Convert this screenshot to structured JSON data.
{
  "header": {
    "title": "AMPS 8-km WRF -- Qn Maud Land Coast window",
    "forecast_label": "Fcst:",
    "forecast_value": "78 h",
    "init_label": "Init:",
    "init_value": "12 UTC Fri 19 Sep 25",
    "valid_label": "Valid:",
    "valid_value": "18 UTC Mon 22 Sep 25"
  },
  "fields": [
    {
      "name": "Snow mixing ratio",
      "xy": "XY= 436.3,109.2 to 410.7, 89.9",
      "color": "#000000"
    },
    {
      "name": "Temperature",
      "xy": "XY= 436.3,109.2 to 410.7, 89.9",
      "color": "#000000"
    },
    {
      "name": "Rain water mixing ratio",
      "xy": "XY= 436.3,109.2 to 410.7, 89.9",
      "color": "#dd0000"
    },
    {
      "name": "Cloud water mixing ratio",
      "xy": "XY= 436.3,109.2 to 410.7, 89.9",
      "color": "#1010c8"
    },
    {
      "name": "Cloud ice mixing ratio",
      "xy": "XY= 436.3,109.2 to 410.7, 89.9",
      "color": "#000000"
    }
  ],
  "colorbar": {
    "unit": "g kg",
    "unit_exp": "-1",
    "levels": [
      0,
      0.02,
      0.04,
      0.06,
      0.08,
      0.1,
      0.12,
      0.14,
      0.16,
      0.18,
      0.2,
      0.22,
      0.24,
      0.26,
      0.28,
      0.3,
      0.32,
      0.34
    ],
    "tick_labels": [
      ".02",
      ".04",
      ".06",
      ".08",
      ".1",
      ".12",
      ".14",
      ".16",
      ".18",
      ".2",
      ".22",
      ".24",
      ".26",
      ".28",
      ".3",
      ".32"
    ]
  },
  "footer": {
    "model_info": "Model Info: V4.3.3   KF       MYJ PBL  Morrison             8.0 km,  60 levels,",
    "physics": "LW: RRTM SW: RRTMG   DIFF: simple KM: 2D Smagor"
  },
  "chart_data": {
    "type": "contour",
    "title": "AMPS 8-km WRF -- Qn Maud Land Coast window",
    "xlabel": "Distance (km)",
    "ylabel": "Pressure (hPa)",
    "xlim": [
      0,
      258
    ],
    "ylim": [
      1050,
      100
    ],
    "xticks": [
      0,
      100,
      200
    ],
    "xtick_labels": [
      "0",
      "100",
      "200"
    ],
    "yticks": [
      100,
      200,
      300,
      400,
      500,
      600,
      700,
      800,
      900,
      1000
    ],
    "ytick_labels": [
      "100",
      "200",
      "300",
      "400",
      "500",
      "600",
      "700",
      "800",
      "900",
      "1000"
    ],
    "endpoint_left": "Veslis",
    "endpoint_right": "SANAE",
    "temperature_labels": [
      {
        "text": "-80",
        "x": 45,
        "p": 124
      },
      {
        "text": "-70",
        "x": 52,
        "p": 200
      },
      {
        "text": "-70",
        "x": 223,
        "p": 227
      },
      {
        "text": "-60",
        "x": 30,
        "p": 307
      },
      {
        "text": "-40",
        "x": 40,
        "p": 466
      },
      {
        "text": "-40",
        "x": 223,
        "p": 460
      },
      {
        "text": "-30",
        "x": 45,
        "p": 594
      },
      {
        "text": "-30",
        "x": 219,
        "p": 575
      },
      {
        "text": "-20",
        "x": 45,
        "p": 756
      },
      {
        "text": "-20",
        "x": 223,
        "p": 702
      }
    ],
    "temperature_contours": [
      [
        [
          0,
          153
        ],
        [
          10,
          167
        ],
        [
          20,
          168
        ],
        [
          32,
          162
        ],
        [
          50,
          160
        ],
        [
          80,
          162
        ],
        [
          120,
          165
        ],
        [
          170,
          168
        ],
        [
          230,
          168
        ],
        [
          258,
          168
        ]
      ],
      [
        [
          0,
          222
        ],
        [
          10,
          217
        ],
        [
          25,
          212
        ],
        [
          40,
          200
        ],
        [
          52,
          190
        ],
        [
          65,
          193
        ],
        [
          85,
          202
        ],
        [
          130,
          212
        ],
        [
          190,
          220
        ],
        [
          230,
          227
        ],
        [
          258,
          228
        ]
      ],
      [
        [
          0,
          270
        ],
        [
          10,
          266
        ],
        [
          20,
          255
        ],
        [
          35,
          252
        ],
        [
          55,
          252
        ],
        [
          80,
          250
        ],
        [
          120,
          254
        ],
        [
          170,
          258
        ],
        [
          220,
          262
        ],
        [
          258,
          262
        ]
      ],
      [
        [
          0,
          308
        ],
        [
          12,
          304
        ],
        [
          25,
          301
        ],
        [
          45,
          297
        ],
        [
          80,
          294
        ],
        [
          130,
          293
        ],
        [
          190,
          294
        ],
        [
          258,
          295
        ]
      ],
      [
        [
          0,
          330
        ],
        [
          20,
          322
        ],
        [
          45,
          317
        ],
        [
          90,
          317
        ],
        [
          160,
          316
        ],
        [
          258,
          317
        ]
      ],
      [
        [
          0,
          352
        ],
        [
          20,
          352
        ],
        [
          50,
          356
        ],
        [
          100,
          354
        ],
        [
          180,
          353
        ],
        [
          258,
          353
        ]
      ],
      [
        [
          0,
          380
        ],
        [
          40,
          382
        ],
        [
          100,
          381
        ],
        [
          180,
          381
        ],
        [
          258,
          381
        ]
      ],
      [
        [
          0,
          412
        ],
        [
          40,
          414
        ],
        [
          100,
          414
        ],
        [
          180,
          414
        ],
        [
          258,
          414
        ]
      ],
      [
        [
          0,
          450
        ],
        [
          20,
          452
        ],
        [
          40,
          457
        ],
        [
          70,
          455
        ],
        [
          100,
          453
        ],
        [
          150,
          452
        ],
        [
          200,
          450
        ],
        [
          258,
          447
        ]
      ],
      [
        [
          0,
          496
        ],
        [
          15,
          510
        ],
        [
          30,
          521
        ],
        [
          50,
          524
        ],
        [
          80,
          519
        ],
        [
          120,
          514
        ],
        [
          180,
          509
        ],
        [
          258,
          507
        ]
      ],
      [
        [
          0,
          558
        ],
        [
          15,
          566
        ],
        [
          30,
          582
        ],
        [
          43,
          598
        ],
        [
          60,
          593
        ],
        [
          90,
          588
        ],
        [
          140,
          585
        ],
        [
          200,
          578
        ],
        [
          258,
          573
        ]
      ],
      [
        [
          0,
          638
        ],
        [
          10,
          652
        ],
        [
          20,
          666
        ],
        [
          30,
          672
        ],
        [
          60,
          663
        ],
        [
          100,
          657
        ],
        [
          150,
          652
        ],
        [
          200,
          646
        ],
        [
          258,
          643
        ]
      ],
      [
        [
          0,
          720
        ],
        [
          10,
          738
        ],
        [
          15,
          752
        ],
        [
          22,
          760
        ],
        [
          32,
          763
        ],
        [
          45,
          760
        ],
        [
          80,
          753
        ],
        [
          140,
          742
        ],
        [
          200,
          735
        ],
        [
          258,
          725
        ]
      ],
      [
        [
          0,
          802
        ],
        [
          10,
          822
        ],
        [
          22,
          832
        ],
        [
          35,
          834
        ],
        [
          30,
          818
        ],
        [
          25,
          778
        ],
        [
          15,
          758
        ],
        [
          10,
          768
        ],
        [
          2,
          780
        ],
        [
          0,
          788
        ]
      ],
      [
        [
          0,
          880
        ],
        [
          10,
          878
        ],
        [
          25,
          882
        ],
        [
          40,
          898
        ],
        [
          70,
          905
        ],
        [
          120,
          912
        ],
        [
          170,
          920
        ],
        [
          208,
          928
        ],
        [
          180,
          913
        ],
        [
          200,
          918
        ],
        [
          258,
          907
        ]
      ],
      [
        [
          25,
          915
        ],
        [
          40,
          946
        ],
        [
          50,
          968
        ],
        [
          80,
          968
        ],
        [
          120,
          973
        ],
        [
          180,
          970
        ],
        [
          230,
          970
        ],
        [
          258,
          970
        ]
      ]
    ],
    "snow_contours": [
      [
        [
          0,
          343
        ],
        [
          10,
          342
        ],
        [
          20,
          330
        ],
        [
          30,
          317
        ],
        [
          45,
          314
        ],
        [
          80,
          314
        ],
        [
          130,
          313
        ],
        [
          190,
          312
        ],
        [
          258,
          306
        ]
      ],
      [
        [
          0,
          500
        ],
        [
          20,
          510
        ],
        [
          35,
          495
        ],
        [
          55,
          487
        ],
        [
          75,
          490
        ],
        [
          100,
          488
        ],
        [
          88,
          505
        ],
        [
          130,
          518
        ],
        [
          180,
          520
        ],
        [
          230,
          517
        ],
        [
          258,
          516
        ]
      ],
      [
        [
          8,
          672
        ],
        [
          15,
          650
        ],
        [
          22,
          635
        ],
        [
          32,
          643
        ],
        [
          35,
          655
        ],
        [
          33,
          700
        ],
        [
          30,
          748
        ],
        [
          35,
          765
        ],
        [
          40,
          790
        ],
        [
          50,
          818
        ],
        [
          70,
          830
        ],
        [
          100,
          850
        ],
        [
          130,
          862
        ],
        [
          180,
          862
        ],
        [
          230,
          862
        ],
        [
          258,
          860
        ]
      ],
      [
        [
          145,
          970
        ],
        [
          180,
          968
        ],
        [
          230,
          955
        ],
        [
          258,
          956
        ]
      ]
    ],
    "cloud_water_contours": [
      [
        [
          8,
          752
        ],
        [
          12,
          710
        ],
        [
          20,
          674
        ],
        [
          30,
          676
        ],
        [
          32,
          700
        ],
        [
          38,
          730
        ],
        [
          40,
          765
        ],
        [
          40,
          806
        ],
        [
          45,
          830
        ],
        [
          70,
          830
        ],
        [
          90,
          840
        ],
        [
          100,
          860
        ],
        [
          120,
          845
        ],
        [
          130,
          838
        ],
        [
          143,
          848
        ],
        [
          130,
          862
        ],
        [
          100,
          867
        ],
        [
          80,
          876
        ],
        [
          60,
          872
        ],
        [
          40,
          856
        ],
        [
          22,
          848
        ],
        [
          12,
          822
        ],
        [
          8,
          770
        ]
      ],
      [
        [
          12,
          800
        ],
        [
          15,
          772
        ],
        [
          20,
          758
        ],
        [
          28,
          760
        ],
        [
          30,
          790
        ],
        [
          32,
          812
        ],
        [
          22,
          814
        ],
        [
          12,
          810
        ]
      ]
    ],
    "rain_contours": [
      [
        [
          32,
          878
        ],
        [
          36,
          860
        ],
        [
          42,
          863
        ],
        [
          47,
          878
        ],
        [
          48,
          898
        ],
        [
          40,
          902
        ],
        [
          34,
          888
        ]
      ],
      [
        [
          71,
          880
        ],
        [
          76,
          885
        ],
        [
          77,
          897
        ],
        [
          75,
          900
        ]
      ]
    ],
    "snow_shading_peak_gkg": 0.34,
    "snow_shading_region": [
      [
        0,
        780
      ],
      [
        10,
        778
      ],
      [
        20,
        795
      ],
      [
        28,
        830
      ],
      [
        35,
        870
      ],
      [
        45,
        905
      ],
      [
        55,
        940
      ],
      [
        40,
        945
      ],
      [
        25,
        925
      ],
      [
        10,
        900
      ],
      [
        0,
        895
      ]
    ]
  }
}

» TASK PROMPT: Among the lines of the data above, count those holding "name" and state only the number.

» TASK RESULT: 5